_Information given_
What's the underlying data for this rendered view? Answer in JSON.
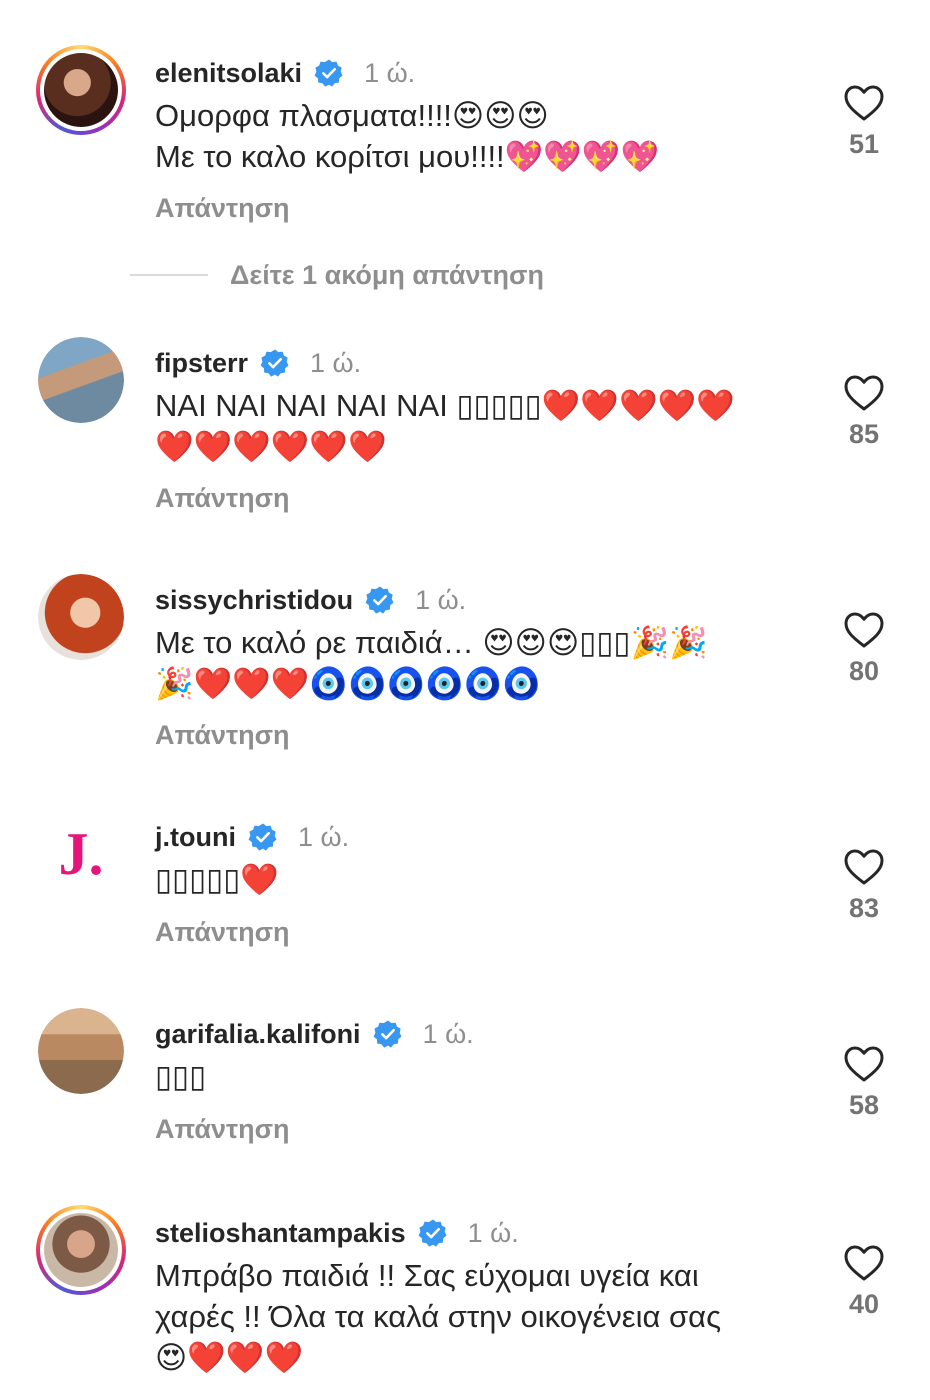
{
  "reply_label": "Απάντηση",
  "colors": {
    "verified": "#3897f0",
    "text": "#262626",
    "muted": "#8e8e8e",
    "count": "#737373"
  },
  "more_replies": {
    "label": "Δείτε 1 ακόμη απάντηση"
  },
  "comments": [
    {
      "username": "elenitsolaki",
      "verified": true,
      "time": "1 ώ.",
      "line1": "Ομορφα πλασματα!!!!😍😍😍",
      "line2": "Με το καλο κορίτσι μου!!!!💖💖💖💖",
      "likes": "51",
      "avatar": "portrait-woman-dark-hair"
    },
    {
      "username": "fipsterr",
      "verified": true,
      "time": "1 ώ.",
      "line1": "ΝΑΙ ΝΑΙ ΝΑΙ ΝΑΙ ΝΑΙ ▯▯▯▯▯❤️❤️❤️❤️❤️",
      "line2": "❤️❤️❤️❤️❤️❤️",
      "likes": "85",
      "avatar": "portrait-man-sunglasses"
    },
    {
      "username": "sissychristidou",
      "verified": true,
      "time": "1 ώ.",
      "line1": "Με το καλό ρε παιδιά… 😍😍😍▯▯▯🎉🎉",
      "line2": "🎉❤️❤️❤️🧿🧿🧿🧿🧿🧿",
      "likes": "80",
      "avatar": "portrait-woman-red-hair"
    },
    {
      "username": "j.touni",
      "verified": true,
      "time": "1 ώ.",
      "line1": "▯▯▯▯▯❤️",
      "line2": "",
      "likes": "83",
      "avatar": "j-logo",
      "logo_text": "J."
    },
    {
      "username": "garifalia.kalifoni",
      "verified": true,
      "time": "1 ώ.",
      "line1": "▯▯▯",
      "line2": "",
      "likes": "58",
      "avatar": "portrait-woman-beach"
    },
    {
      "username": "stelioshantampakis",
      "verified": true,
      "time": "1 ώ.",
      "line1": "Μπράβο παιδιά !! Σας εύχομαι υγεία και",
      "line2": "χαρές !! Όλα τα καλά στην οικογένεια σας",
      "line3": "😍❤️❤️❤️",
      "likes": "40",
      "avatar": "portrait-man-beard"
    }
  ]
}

--

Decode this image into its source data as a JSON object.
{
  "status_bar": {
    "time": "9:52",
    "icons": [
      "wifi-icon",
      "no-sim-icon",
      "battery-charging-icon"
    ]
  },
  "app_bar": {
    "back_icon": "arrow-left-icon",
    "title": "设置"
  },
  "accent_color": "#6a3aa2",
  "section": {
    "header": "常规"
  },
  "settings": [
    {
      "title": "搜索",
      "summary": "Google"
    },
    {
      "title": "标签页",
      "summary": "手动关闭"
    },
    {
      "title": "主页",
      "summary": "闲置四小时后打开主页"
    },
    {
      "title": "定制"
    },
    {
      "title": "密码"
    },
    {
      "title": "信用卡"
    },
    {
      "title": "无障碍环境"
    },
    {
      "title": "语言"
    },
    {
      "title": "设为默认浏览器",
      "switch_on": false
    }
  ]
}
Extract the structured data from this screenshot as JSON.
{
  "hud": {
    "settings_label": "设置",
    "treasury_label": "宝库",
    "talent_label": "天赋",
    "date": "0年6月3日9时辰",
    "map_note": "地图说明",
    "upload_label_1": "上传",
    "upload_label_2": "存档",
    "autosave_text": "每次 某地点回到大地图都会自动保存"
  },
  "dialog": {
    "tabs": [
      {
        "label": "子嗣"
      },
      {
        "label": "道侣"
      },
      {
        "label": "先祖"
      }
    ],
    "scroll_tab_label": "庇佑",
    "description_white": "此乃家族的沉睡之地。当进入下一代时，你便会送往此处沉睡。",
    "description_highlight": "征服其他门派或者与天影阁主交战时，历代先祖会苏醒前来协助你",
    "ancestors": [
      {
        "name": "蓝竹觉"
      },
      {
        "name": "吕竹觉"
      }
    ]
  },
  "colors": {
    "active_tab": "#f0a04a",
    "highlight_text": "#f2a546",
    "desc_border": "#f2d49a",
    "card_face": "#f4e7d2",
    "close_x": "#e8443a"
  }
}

--

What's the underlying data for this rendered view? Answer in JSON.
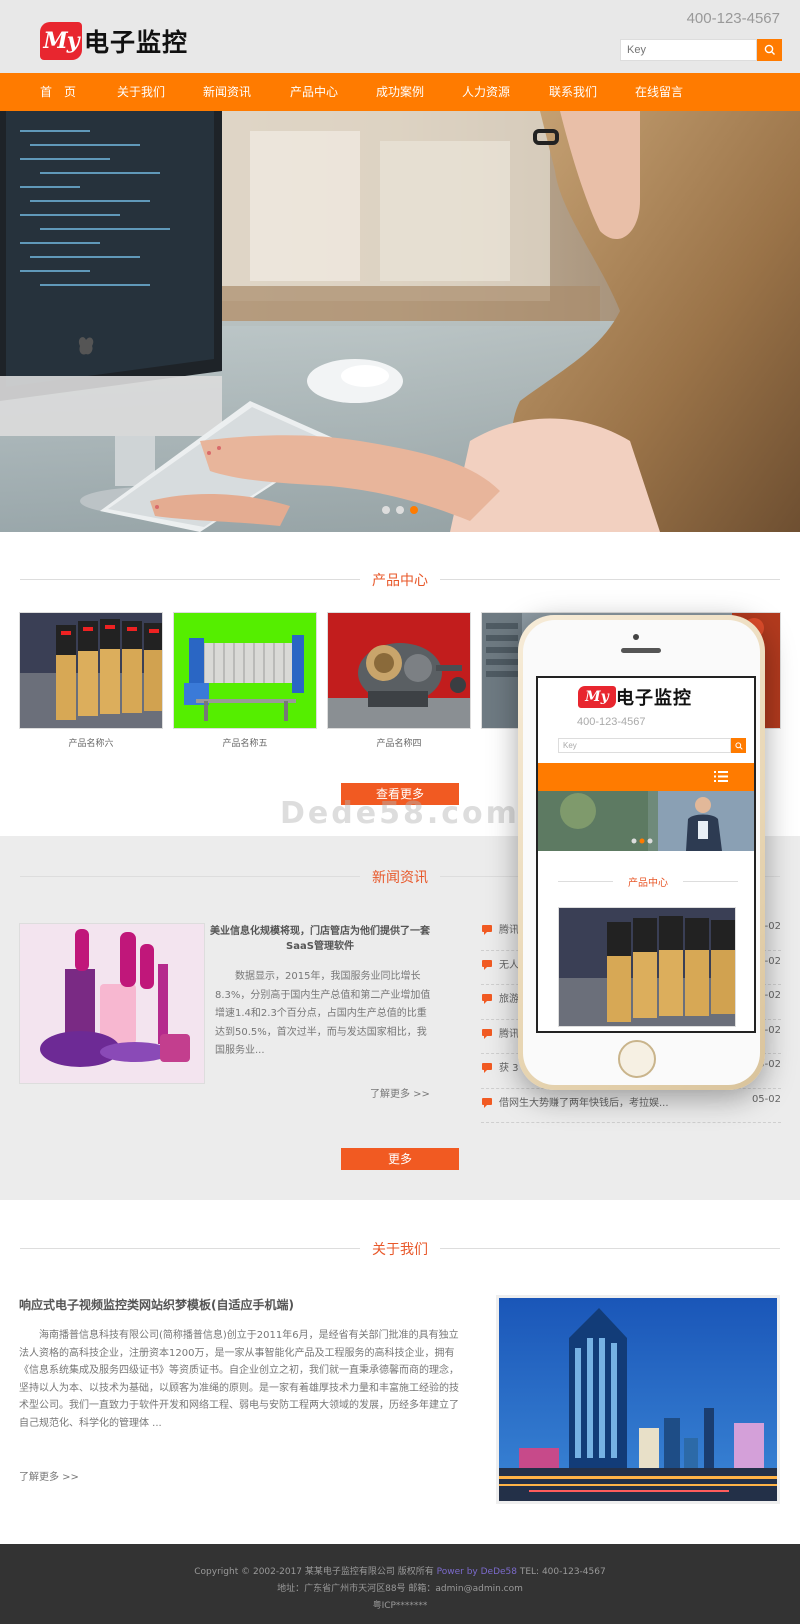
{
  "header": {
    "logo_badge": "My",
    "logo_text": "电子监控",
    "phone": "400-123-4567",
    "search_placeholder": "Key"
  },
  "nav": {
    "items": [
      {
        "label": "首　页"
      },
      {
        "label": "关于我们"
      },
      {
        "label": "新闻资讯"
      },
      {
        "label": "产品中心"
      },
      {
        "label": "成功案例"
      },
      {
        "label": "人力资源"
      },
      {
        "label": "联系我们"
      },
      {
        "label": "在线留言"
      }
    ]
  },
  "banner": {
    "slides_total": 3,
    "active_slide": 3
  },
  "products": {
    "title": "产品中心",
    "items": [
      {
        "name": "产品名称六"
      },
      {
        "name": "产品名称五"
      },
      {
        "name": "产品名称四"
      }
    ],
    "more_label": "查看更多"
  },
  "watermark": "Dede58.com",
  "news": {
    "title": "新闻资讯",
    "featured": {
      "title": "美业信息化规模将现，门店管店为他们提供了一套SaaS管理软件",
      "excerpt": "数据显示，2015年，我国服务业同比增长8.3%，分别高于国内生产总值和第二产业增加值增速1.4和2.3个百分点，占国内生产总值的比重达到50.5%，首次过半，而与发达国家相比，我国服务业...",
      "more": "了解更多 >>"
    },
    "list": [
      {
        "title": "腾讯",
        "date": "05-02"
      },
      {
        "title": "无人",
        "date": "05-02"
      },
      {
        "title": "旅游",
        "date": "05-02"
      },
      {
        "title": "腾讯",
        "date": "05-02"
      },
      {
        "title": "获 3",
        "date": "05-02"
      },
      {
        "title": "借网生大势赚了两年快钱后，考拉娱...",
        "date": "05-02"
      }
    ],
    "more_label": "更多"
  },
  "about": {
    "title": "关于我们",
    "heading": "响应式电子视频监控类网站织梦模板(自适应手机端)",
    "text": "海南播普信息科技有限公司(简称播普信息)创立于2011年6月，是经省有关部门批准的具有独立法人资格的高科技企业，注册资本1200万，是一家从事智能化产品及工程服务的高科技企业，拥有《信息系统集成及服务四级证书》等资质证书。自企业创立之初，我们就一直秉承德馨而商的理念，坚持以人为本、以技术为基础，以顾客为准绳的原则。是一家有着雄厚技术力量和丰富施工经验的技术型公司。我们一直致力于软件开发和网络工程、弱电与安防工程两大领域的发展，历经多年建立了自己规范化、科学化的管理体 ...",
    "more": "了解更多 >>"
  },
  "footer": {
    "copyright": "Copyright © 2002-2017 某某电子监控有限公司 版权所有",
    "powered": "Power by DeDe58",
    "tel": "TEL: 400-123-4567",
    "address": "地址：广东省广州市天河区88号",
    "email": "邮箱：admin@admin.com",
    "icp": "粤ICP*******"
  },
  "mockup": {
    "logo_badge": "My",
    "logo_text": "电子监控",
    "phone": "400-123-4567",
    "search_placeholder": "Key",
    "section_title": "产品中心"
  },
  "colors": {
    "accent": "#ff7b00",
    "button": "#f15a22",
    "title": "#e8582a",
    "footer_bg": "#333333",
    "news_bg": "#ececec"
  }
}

_Problem details_
From the data above, gather every line that includes the word "username".

_Exercise result_
      "username": "elenitsolaki",
      "username": "fipsterr",
      "username": "sissychristidou",
      "username": "j.touni",
      "username": "garifalia.kalifoni",
      "username": "stelioshantampakis",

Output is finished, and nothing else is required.